- _What needs to be done_
Select each line where the word "Market" appears.

- _Supplied entries_

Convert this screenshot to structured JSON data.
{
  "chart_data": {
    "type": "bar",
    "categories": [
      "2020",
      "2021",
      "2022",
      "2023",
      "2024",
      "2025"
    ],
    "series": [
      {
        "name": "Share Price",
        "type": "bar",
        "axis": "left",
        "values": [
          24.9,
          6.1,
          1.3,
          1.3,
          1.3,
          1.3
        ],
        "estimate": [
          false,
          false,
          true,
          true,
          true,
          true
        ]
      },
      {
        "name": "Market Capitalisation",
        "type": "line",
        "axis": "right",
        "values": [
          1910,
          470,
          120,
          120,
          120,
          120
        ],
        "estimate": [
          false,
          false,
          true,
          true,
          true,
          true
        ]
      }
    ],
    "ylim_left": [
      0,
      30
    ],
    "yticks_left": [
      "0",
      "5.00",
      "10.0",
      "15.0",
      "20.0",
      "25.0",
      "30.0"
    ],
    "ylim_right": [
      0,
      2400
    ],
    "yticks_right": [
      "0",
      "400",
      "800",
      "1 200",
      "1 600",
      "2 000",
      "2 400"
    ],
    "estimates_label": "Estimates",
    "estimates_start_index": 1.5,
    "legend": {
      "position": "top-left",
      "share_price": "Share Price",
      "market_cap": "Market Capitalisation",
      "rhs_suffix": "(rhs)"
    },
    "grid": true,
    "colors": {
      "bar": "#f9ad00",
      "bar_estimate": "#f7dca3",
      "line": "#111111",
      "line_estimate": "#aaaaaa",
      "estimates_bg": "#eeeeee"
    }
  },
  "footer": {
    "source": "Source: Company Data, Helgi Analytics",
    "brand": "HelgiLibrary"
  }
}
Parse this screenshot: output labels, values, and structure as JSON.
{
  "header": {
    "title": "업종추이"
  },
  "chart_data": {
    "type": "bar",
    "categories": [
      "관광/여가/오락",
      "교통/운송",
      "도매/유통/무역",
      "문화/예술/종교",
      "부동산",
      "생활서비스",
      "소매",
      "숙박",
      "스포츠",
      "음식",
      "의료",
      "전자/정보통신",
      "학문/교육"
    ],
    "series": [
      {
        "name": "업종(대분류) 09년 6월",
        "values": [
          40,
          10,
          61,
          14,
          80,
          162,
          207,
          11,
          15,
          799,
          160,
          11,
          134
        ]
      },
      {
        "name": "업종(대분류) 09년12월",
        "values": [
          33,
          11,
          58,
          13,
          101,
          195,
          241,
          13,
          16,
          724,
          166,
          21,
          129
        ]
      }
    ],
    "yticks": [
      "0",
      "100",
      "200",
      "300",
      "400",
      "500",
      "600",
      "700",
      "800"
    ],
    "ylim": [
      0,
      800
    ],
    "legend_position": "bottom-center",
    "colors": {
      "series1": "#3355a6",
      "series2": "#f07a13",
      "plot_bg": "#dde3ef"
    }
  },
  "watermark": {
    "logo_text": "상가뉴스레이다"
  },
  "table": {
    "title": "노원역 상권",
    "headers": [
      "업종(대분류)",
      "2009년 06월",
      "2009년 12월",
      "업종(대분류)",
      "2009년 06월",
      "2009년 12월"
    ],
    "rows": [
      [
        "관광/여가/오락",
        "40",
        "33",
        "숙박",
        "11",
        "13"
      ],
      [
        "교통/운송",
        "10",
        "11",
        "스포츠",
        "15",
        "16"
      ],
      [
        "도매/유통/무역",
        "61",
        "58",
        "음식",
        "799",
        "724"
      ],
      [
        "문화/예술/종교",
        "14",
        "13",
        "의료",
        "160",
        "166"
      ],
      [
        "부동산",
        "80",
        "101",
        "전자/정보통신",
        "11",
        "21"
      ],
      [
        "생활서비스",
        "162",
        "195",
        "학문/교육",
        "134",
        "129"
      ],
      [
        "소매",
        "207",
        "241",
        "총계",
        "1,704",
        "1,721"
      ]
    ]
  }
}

- _Response to this exercise_
        "name": "Market Capitalisation",
      "market_cap": "Market Capitalisation",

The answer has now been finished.